* COSE DA FARE *
1. Secondo l'articolo sulla Model Y, in quale località era iniziata da poco la produzione del SUV elettrico?
2. Ricopia dall'articolo sulla Model Y il tratto che parte dalle parole "Non è raro che" e si ferma dopo "pandemia di Covid-19.".
3. Leggi l'articolo sulla Model Y e indica se ognuna di queste frasi è d'accordo con il testo, rispondendo sì o no e citando le parole che lo dimostrano.
(a) Tra i difetti segnalati ci sono verniciature non uniformi della carrozzeria.
(b) Tesla non ha mai annullato di sua iniziativa una consegna.
(c) La mail di Elon Musk era rivolta ai clienti.

* TESTO CITATO *
-.-.-

Tesla, che succede? Scoppia la polemica sulla "qualità" della Model Y
In Usa si moltiplicano le lamentele degli acquirenti e in molti si sarebbero avvalsi del diritto di recesso. Musk "striglia" i suoi
Che la Tesla Model Y potesse avere dei problemini di gioventù lo si era immaginato la scorsa settimana, quando parlammo della mail che Elon Musk aveva mandato ai propri dipendenti proprio per chiedere uno sforzo in più, al fine di evitare troppi richiami e rettifiche in produzione.
Non è raro che i primi modelli prodotti soffrano di qualche carenza dal punto di vista della qualità. E non è raro soprattutto se le linee di produzione vengono riaperte in gran fretta dopo lo stop imposto dalla pandemia di Covid-19.
Tante lamentele
A Fremont, infatti, dove la produzione del SUV elettrico era iniziata da poco, hanno dovuto fermare le attività quando ancora si stava affrontando la fase di messa a punto dei processi. Fase in cui, cercando di ottimizzare le operazioni principali e il flusso del lavoro, è facile che dettagli secondari sfuggano durante i controlli.
Parlando della Model Y, proprio questo sembra essere successo, visto che le lamentele da parte degli automobilisti che l’hanno acquistata iniziano ad essere davvero parecchie. I forum sono pieni di messaggi di acquirenti insoddisfatti da alcuni dettagli dell’auto ricevuta e anche i colleghi americani di Electrek hanno ricevuto parecchie segnalazioni al riguardo.
Ricostruzioni dagli Usa parlano addirittura di mancati ritiri, con il cliente che ha lasciato l’auto in concessionaria dopo averla vista di persona. E ci sono stati casi in cui la stessa Tesla ha preventivamente cancellato la consegna di auto evidentemente troppo lontane dagli standard.
Difetti su più fronti
I problemi riscontrati sono molti. Si va da carrozzerie con verniciature non omogenee a rivestimenti rovinati per i sedili. Si sono viste Model Y con le cinture di sicurezza fissate male e altre con la seduta posteriore non fissata alla base.
Insomma, se è normale che le auto nuove abbiamo più difetti del normale, è anche vero che se ci sono così tante lamentele forse le Model Y consegnate fino ad ora (e si stima tutte quelle in programma da qui a fine mese) sono prodotte con standard inferiori a quello che ci si aspetta da Tesla.

-.-.-

* DATI FORNITI *
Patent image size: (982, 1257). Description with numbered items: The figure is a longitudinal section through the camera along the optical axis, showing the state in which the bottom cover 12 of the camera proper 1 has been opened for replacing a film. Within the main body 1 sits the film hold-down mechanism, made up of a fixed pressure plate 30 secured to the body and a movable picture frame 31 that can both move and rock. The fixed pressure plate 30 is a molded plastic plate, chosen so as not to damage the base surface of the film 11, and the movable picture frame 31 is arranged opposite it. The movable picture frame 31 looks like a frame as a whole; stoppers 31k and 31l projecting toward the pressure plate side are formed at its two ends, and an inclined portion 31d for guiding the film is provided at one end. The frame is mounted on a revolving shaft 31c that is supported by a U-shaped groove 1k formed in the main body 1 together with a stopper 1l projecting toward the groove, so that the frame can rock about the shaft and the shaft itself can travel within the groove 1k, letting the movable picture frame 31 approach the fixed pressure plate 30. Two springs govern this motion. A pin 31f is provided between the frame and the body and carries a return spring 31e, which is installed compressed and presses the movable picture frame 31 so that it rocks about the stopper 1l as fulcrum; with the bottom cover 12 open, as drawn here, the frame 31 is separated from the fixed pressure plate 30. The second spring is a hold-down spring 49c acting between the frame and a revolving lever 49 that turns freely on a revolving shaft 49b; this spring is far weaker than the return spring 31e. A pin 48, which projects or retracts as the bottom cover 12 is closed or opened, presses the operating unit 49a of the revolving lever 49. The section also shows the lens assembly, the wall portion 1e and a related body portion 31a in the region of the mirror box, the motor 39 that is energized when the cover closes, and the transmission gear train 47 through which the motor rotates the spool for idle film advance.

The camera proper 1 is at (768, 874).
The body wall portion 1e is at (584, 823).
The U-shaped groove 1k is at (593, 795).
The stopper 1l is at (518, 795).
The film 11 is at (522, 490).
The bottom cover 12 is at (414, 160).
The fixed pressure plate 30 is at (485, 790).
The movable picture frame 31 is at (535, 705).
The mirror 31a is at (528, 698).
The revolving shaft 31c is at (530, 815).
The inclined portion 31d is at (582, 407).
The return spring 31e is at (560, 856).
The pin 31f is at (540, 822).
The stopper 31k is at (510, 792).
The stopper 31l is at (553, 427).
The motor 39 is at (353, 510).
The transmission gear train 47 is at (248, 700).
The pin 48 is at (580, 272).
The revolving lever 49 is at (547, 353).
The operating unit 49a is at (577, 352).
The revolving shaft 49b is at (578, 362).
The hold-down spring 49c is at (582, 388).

-.-.-

* SOLUZIONI *
1. A Fremont.

2.
Non è raro che i primi modelli prodotti soffrano di qualche carenza dal punto di vista della qualità. E non è raro soprattutto se le linee di produzione vengono riaperte in gran fretta dopo lo stop imposto dalla pandemia di Covid-19.

3.
(a) Sì: "carrozzerie con verniciature non omogenee".
(b) No: "ci sono stati casi in cui la stessa Tesla ha preventivamente cancellato la consegna".
(c) No: "la mail che Elon Musk aveva mandato ai propri dipendenti".